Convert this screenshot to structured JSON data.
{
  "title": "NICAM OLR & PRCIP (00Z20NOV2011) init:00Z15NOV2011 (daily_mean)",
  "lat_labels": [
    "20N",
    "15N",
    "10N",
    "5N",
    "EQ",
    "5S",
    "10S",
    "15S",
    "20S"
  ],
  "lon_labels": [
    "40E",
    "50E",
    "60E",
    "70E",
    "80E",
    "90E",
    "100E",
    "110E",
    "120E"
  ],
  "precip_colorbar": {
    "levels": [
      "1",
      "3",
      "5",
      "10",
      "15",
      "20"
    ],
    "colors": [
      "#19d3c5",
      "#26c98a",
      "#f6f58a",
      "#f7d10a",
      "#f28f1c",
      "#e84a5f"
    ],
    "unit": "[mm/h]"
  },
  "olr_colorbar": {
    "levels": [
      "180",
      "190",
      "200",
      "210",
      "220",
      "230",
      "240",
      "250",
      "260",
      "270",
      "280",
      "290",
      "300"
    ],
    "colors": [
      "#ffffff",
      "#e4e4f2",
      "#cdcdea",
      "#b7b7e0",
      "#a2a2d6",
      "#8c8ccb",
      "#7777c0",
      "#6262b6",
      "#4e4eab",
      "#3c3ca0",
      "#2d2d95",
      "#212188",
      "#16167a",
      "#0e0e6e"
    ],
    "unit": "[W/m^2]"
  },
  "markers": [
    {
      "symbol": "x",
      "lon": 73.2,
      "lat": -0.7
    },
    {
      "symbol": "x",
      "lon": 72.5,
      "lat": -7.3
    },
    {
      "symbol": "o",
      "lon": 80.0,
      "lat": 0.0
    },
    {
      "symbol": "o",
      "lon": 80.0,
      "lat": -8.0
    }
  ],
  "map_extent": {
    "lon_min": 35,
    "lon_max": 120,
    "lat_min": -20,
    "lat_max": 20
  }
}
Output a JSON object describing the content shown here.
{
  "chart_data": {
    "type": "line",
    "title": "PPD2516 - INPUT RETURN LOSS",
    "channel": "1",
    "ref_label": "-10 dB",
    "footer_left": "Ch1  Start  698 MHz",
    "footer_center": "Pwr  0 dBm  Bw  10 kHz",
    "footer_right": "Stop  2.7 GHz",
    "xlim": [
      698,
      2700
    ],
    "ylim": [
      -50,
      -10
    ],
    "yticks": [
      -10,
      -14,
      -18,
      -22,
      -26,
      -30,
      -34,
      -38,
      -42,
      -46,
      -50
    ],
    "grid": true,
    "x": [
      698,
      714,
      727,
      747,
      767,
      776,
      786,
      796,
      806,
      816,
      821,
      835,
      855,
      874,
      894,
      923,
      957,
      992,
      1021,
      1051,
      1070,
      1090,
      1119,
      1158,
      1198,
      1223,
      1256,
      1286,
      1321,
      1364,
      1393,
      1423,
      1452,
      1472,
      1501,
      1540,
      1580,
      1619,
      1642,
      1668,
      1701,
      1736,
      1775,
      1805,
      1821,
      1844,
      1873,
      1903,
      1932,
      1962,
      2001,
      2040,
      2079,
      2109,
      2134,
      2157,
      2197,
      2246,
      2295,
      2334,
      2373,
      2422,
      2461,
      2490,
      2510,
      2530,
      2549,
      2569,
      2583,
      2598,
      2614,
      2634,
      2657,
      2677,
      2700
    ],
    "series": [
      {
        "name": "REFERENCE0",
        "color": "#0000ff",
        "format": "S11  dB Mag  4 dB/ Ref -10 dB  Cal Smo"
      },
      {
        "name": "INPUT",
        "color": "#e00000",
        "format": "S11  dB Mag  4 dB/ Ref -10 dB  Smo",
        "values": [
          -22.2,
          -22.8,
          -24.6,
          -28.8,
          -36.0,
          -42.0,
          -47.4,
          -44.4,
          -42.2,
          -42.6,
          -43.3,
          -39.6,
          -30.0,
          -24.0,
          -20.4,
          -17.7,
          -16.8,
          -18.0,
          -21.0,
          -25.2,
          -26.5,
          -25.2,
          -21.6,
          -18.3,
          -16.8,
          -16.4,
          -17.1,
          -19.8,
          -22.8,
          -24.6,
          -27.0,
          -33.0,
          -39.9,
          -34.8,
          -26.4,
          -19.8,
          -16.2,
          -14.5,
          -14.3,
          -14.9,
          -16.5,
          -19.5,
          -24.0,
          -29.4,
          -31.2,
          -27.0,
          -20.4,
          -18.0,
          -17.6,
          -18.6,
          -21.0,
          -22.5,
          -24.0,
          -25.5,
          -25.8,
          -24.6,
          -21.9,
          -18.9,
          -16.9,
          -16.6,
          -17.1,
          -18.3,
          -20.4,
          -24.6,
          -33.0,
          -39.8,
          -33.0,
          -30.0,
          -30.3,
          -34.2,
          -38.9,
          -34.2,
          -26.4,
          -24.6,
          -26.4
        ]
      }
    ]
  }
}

* * * * * * *

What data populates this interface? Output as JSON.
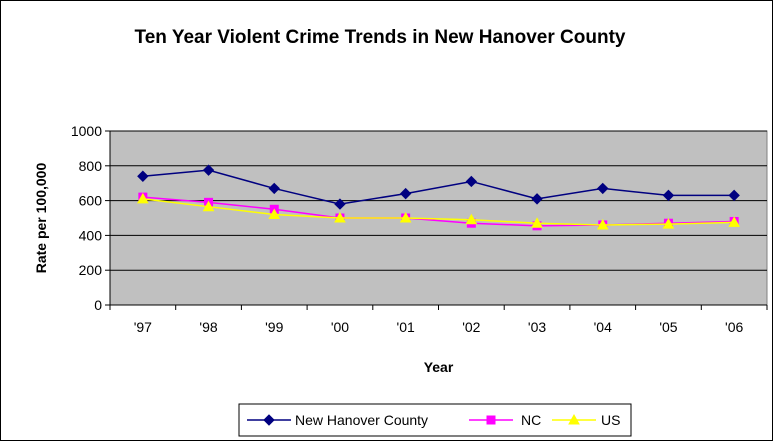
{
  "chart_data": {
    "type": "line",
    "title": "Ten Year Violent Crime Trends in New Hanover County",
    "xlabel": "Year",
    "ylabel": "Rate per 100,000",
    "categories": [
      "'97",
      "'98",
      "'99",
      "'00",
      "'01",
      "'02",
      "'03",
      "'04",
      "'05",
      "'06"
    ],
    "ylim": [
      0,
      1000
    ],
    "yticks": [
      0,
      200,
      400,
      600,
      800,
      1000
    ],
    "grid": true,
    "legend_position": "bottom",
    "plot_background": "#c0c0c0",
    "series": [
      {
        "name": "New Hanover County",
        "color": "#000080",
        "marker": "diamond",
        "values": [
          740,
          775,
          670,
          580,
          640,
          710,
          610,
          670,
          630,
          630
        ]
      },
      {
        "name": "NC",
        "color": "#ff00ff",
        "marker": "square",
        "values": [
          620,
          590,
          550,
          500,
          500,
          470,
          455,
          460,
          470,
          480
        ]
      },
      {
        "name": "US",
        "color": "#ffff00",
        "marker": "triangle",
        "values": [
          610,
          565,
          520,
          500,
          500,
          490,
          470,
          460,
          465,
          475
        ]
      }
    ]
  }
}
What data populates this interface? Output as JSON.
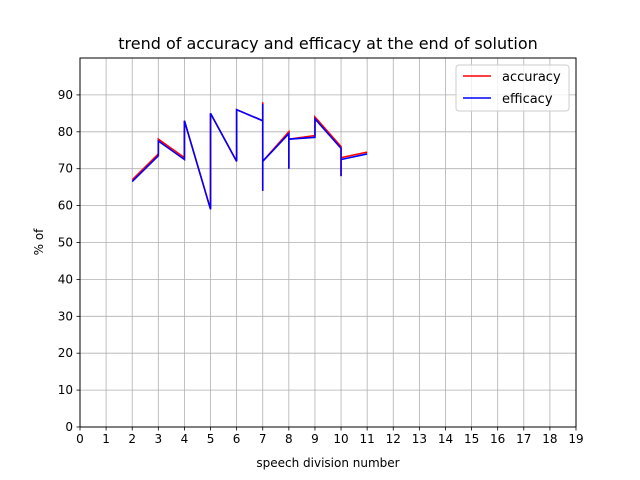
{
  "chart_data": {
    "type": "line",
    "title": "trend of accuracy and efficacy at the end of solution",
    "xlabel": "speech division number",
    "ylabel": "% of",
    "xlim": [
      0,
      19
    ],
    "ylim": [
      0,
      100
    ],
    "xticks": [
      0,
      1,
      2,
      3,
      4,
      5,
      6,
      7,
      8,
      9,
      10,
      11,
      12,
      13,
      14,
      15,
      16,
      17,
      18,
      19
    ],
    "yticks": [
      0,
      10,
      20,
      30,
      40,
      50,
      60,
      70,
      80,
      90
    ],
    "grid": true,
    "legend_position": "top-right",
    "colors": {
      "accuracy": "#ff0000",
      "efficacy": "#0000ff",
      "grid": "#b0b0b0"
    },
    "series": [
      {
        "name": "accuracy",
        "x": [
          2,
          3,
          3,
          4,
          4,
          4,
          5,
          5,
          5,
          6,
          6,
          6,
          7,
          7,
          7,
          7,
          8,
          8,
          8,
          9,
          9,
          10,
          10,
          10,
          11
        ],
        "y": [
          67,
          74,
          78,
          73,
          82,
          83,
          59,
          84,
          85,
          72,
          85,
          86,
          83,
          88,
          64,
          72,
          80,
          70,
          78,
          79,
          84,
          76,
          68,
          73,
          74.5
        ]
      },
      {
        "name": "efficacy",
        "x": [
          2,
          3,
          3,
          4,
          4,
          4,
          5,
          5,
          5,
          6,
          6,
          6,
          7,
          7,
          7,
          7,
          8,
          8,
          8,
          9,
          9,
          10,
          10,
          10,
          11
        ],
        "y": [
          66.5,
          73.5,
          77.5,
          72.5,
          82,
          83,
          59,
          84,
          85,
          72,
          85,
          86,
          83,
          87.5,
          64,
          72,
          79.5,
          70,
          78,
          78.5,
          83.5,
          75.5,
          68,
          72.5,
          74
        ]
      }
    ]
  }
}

* * * * * * *

**Set exercise**. From the listing above, return each line with the word "title".

**Answer for the task**.
  "title": "NICAM OLR & PRCIP (00Z20NOV2011) init:00Z15NOV2011 (daily_mean)",
    "title": "PPD2516 - INPUT RETURN LOSS",
    "title": "Ten Year Violent Crime Trends in New Hanover County",
    "title": "trend of accuracy and efficacy at the end of solution",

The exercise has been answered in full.